**WHAT IS REQUIRED:** Retype each record shown below, leaving every character as it is.

** begin **

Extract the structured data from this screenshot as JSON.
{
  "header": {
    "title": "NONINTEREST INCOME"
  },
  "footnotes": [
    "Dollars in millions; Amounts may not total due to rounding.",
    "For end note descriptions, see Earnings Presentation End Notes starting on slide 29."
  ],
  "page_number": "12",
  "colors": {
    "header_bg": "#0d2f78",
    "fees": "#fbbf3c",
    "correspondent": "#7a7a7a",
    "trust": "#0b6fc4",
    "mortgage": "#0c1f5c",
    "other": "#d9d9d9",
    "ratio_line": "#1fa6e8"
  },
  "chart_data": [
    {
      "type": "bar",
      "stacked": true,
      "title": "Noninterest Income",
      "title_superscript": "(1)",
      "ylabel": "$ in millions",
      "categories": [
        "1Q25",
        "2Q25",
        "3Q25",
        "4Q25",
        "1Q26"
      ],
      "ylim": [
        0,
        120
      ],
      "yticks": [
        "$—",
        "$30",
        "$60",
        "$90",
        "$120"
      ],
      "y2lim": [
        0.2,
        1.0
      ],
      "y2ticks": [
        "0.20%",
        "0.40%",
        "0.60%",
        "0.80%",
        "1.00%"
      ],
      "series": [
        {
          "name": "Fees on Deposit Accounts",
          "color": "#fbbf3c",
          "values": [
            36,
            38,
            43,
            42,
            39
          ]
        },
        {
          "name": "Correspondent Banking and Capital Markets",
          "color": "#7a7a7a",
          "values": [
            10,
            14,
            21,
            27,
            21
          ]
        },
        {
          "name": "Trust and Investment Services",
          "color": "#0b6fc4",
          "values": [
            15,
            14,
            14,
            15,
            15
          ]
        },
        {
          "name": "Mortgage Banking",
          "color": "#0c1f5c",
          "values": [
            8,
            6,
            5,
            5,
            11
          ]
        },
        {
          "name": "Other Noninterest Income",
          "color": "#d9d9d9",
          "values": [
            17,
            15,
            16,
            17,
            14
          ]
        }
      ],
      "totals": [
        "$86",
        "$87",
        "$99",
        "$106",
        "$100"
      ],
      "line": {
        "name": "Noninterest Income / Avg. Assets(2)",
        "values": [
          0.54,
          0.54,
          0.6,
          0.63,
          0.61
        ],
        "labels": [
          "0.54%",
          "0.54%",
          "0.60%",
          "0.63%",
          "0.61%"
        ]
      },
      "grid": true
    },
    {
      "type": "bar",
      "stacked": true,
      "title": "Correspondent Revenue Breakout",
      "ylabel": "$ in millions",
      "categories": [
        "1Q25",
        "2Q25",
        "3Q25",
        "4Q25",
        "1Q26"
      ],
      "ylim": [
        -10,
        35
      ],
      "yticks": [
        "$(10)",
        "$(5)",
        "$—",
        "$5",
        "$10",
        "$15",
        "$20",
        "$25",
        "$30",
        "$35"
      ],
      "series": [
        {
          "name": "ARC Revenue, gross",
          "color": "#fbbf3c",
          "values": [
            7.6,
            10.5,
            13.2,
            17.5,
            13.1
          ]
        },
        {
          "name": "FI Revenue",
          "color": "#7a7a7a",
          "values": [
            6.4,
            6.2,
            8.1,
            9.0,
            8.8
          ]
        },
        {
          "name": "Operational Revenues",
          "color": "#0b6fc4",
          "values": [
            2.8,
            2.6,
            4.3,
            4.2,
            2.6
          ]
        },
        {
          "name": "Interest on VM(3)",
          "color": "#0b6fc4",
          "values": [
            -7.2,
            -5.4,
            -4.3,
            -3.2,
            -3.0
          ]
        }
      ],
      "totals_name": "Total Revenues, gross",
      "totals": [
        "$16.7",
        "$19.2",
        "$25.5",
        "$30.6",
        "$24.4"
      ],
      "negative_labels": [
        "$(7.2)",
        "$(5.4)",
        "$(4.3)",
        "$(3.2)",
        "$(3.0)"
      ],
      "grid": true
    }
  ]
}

** end **

**TASK OUTPUT:**
Extract the structured data from this screenshot as JSON.
{
  "header": {
    "title": "NONINTEREST INCOME"
  },
  "footnotes": [
    "Dollars in millions; Amounts may not total due to rounding.",
    "For end note descriptions, see Earnings Presentation End Notes starting on slide 29."
  ],
  "page_number": "12",
  "colors": {
    "header_bg": "#0d2f78",
    "fees": "#fbbf3c",
    "correspondent": "#7a7a7a",
    "trust": "#0b6fc4",
    "mortgage": "#0c1f5c",
    "other": "#d9d9d9",
    "ratio_line": "#1fa6e8"
  },
  "chart_data": [
    {
      "type": "bar",
      "stacked": true,
      "title": "Noninterest Income",
      "title_superscript": "(1)",
      "ylabel": "$ in millions",
      "categories": [
        "1Q25",
        "2Q25",
        "3Q25",
        "4Q25",
        "1Q26"
      ],
      "ylim": [
        0,
        120
      ],
      "yticks": [
        "$—",
        "$30",
        "$60",
        "$90",
        "$120"
      ],
      "y2lim": [
        0.2,
        1.0
      ],
      "y2ticks": [
        "0.20%",
        "0.40%",
        "0.60%",
        "0.80%",
        "1.00%"
      ],
      "series": [
        {
          "name": "Fees on Deposit Accounts",
          "color": "#fbbf3c",
          "values": [
            36,
            38,
            43,
            42,
            39
          ]
        },
        {
          "name": "Correspondent Banking and Capital Markets",
          "color": "#7a7a7a",
          "values": [
            10,
            14,
            21,
            27,
            21
          ]
        },
        {
          "name": "Trust and Investment Services",
          "color": "#0b6fc4",
          "values": [
            15,
            14,
            14,
            15,
            15
          ]
        },
        {
          "name": "Mortgage Banking",
          "color": "#0c1f5c",
          "values": [
            8,
            6,
            5,
            5,
            11
          ]
        },
        {
          "name": "Other Noninterest Income",
          "color": "#d9d9d9",
          "values": [
            17,
            15,
            16,
            17,
            14
          ]
        }
      ],
      "totals": [
        "$86",
        "$87",
        "$99",
        "$106",
        "$100"
      ],
      "line": {
        "name": "Noninterest Income / Avg. Assets(2)",
        "values": [
          0.54,
          0.54,
          0.6,
          0.63,
          0.61
        ],
        "labels": [
          "0.54%",
          "0.54%",
          "0.60%",
          "0.63%",
          "0.61%"
        ]
      },
      "grid": true
    },
    {
      "type": "bar",
      "stacked": true,
      "title": "Correspondent Revenue Breakout",
      "ylabel": "$ in millions",
      "categories": [
        "1Q25",
        "2Q25",
        "3Q25",
        "4Q25",
        "1Q26"
      ],
      "ylim": [
        -10,
        35
      ],
      "yticks": [
        "$(10)",
        "$(5)",
        "$—",
        "$5",
        "$10",
        "$15",
        "$20",
        "$25",
        "$30",
        "$35"
      ],
      "series": [
        {
          "name": "ARC Revenue, gross",
          "color": "#fbbf3c",
          "values": [
            7.6,
            10.5,
            13.2,
            17.5,
            13.1
          ]
        },
        {
          "name": "FI Revenue",
          "color": "#7a7a7a",
          "values": [
            6.4,
            6.2,
            8.1,
            9.0,
            8.8
          ]
        },
        {
          "name": "Operational Revenues",
          "color": "#0b6fc4",
          "values": [
            2.8,
            2.6,
            4.3,
            4.2,
            2.6
          ]
        },
        {
          "name": "Interest on VM(3)",
          "color": "#0b6fc4",
          "values": [
            -7.2,
            -5.4,
            -4.3,
            -3.2,
            -3.0
          ]
        }
      ],
      "totals_name": "Total Revenues, gross",
      "totals": [
        "$16.7",
        "$19.2",
        "$25.5",
        "$30.6",
        "$24.4"
      ],
      "negative_labels": [
        "$(7.2)",
        "$(5.4)",
        "$(4.3)",
        "$(3.2)",
        "$(3.0)"
      ],
      "grid": true
    }
  ]
}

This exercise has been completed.